-- begin SUPPLIED MATERIAL --

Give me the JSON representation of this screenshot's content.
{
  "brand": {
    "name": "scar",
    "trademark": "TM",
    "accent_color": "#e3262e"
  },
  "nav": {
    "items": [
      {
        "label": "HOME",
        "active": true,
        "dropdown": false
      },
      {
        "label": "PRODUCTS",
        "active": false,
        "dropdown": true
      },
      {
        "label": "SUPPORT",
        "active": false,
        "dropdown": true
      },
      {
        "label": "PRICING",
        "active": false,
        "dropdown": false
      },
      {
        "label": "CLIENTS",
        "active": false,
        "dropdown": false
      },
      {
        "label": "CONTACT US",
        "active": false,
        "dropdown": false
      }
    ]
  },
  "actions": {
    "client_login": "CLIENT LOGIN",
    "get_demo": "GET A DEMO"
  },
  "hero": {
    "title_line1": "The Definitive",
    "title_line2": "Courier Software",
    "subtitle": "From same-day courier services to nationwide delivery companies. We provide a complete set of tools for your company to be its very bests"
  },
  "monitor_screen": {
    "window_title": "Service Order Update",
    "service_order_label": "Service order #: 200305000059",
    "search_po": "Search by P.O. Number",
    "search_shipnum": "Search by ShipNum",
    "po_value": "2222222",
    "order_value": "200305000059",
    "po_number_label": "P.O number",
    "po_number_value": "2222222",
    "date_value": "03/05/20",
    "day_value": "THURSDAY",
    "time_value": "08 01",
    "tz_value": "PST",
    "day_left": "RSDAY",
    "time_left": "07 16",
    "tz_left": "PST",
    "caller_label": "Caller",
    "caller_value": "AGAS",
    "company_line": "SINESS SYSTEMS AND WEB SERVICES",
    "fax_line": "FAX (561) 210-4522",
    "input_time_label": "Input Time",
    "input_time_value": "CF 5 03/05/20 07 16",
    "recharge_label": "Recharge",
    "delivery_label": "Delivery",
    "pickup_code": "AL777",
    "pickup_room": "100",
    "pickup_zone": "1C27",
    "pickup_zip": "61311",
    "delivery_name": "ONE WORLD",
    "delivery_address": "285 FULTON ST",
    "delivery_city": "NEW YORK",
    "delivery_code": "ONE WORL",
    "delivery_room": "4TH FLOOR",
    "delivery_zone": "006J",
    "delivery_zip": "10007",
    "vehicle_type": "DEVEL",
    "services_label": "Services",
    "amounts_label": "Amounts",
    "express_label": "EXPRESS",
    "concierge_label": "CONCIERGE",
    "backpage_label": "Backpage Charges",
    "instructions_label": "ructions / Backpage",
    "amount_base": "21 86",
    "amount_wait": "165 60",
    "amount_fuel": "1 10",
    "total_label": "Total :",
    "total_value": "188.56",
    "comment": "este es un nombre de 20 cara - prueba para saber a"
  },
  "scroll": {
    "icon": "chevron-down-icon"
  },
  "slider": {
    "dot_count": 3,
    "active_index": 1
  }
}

-- end SUPPLIED MATERIAL --

AIM OF THE TASK: Every entry needs to be retyped exactly.

TASK ANSWER:
Give me the JSON representation of this screenshot's content.
{
  "brand": {
    "name": "scar",
    "trademark": "TM",
    "accent_color": "#e3262e"
  },
  "nav": {
    "items": [
      {
        "label": "HOME",
        "active": true,
        "dropdown": false
      },
      {
        "label": "PRODUCTS",
        "active": false,
        "dropdown": true
      },
      {
        "label": "SUPPORT",
        "active": false,
        "dropdown": true
      },
      {
        "label": "PRICING",
        "active": false,
        "dropdown": false
      },
      {
        "label": "CLIENTS",
        "active": false,
        "dropdown": false
      },
      {
        "label": "CONTACT US",
        "active": false,
        "dropdown": false
      }
    ]
  },
  "actions": {
    "client_login": "CLIENT LOGIN",
    "get_demo": "GET A DEMO"
  },
  "hero": {
    "title_line1": "The Definitive",
    "title_line2": "Courier Software",
    "subtitle": "From same-day courier services to nationwide delivery companies. We provide a complete set of tools for your company to be its very bests"
  },
  "monitor_screen": {
    "window_title": "Service Order Update",
    "service_order_label": "Service order #: 200305000059",
    "search_po": "Search by P.O. Number",
    "search_shipnum": "Search by ShipNum",
    "po_value": "2222222",
    "order_value": "200305000059",
    "po_number_label": "P.O number",
    "po_number_value": "2222222",
    "date_value": "03/05/20",
    "day_value": "THURSDAY",
    "time_value": "08 01",
    "tz_value": "PST",
    "day_left": "RSDAY",
    "time_left": "07 16",
    "tz_left": "PST",
    "caller_label": "Caller",
    "caller_value": "AGAS",
    "company_line": "SINESS SYSTEMS AND WEB SERVICES",
    "fax_line": "FAX (561) 210-4522",
    "input_time_label": "Input Time",
    "input_time_value": "CF 5 03/05/20 07 16",
    "recharge_label": "Recharge",
    "delivery_label": "Delivery",
    "pickup_code": "AL777",
    "pickup_room": "100",
    "pickup_zone": "1C27",
    "pickup_zip": "61311",
    "delivery_name": "ONE WORLD",
    "delivery_address": "285 FULTON ST",
    "delivery_city": "NEW YORK",
    "delivery_code": "ONE WORL",
    "delivery_room": "4TH FLOOR",
    "delivery_zone": "006J",
    "delivery_zip": "10007",
    "vehicle_type": "DEVEL",
    "services_label": "Services",
    "amounts_label": "Amounts",
    "express_label": "EXPRESS",
    "concierge_label": "CONCIERGE",
    "backpage_label": "Backpage Charges",
    "instructions_label": "ructions / Backpage",
    "amount_base": "21 86",
    "amount_wait": "165 60",
    "amount_fuel": "1 10",
    "total_label": "Total :",
    "total_value": "188.56",
    "comment": "este es un nombre de 20 cara - prueba para saber a"
  },
  "scroll": {
    "icon": "chevron-down-icon"
  },
  "slider": {
    "dot_count": 3,
    "active_index": 1
  }
}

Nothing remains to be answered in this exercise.